#### Information shown

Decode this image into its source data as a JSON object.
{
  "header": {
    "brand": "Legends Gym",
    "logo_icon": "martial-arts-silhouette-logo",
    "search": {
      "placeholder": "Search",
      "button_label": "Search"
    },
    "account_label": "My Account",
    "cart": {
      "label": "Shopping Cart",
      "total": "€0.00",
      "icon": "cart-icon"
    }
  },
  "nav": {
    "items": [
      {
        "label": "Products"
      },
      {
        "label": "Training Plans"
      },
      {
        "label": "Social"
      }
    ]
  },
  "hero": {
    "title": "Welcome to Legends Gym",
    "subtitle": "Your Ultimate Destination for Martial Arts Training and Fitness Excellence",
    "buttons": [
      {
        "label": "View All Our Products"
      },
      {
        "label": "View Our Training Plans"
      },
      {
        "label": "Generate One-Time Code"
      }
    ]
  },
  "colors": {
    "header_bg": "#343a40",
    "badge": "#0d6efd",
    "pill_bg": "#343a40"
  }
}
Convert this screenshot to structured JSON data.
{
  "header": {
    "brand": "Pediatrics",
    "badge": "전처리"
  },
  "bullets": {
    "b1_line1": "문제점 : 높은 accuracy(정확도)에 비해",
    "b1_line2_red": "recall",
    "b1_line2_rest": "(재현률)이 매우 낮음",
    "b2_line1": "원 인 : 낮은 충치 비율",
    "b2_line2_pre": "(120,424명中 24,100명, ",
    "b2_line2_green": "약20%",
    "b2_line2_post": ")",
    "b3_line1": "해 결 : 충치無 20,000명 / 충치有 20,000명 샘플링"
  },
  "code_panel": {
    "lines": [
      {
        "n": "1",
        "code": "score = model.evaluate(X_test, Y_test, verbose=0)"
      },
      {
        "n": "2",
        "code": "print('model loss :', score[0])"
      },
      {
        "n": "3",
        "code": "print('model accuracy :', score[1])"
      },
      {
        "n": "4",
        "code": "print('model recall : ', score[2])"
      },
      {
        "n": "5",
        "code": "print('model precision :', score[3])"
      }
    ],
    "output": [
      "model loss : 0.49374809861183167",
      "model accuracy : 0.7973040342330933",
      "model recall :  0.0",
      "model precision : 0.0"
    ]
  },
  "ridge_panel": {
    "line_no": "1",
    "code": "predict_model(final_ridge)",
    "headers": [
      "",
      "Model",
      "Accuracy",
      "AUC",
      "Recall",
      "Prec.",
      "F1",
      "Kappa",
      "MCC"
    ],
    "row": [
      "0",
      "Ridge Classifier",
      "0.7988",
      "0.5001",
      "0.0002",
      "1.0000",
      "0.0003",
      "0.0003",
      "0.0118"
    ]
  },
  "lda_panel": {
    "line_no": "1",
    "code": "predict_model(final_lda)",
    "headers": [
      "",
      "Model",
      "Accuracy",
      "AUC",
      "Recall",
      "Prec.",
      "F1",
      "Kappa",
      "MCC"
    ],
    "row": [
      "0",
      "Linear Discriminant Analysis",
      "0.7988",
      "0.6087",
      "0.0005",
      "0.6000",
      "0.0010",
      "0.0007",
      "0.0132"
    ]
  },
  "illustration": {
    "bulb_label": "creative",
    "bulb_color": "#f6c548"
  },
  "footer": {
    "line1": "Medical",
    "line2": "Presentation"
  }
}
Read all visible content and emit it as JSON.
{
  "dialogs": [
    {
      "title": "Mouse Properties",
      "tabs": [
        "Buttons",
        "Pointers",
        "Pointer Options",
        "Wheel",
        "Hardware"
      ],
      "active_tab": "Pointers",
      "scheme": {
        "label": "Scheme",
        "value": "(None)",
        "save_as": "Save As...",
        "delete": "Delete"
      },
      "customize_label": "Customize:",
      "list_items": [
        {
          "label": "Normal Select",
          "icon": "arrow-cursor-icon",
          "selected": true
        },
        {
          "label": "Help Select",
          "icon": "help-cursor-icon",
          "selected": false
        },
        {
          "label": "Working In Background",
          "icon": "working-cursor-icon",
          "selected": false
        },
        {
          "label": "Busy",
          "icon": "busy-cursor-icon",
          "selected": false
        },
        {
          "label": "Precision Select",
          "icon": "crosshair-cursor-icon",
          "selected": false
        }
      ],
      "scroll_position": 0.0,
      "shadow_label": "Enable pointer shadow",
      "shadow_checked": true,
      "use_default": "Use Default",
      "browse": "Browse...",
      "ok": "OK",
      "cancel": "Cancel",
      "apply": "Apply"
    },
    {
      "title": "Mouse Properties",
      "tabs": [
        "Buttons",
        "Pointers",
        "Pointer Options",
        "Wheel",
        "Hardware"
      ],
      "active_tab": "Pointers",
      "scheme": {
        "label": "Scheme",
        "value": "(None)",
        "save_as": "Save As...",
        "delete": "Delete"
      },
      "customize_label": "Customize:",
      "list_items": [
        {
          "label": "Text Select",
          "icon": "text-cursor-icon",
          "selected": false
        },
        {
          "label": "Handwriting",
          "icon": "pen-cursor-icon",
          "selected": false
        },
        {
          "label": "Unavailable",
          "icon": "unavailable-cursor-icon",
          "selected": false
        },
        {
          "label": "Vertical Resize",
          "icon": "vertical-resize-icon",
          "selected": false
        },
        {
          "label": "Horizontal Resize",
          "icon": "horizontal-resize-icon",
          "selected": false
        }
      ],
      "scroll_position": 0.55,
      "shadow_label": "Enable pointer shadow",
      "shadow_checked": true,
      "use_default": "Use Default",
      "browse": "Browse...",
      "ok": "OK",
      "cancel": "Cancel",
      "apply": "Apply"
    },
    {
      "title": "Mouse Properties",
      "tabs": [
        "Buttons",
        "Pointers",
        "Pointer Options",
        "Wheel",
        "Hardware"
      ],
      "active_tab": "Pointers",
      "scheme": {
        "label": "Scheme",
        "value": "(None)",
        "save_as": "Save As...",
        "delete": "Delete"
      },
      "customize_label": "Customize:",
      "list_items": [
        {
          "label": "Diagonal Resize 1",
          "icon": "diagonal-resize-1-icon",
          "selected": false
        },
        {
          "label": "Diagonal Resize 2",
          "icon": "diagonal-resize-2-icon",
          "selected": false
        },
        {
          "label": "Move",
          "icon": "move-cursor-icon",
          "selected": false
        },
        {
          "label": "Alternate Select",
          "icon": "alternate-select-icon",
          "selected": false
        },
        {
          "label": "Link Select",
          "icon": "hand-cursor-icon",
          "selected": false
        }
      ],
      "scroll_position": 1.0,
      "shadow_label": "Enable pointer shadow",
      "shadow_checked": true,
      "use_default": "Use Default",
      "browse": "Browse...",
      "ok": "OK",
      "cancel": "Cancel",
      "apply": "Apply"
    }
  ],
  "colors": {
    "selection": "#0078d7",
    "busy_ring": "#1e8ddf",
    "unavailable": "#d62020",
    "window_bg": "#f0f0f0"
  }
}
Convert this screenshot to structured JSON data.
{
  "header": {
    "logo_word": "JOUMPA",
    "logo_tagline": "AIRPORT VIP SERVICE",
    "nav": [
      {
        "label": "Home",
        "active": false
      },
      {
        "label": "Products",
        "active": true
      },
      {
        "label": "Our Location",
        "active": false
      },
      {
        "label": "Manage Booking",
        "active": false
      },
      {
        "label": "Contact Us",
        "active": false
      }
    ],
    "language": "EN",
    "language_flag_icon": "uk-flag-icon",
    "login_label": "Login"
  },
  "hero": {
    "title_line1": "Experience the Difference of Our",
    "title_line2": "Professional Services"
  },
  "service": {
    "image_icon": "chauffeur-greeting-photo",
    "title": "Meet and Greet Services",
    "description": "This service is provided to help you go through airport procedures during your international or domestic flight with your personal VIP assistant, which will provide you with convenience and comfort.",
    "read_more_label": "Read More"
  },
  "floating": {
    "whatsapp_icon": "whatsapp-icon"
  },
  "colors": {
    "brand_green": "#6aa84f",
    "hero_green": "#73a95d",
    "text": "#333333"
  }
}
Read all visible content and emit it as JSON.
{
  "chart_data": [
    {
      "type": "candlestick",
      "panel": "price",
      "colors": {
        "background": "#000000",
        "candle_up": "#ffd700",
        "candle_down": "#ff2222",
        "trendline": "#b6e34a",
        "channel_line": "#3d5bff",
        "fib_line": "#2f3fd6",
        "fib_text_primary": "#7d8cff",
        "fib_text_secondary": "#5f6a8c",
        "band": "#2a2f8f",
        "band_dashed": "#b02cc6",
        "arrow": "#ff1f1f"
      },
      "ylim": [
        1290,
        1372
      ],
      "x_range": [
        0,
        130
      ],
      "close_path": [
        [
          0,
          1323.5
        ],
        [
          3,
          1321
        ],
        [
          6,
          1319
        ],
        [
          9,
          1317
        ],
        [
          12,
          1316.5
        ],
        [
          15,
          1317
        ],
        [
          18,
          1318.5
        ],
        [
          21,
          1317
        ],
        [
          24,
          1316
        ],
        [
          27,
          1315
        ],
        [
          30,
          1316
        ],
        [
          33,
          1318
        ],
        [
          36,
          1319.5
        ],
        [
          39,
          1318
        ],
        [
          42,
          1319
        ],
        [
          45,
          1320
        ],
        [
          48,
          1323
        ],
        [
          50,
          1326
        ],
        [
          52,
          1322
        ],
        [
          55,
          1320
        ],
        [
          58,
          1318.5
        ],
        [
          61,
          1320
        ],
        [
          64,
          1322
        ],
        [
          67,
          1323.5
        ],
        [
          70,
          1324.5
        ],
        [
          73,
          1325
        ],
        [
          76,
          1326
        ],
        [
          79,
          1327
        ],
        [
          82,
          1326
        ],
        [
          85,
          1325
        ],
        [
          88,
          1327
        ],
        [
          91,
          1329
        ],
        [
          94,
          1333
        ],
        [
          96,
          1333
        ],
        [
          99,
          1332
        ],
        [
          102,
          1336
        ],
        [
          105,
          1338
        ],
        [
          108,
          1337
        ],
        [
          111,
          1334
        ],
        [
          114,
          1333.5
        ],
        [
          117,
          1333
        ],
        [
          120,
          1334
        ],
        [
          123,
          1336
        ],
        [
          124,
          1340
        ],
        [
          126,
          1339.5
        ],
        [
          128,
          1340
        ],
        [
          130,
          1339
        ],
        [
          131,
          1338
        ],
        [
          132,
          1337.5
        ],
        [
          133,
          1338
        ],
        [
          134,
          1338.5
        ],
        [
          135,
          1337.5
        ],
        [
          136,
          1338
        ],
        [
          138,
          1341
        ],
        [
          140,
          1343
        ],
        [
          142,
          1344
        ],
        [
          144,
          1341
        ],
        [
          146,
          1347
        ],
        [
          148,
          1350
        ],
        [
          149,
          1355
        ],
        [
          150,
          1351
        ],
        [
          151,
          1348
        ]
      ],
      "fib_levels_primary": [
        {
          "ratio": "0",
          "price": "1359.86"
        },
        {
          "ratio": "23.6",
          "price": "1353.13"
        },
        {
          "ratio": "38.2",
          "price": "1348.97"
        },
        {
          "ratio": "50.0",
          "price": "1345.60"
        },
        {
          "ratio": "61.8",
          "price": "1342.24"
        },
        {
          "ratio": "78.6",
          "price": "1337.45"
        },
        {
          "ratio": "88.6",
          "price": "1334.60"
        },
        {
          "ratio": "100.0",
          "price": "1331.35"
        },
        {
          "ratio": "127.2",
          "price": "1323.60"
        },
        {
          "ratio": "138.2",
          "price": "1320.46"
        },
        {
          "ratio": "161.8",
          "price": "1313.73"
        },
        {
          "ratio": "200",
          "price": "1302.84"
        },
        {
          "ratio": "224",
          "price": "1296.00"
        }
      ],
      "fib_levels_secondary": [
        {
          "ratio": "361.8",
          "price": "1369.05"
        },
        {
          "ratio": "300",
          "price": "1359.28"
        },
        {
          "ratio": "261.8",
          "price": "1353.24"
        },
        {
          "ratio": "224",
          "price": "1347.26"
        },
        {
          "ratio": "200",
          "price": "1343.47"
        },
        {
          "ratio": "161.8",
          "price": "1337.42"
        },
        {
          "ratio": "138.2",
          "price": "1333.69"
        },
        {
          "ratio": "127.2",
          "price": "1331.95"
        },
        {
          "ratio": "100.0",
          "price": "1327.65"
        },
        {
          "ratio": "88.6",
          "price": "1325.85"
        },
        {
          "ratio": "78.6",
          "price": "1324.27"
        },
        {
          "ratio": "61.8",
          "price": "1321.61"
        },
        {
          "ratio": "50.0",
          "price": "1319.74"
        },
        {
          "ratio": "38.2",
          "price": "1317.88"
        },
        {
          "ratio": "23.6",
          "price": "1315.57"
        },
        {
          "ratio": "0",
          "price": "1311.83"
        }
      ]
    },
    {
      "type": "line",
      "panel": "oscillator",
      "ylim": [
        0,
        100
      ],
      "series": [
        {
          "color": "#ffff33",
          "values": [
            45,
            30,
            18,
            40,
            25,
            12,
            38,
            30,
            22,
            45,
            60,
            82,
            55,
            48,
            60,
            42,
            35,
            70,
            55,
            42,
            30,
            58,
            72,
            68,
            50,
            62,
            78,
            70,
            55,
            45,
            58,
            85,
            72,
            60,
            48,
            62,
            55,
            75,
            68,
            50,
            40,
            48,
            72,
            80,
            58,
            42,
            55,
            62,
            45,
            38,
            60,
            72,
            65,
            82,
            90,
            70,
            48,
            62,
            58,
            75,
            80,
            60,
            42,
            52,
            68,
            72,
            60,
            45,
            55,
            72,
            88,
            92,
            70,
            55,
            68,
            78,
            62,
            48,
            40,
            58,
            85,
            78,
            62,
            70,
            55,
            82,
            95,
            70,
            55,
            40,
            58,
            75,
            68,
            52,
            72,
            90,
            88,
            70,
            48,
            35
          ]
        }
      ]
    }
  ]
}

########

**Directions for this task**
Scan the entries above and work out how many lines include the word "cursor"; the reply is that number alone.

**Complete answer**
10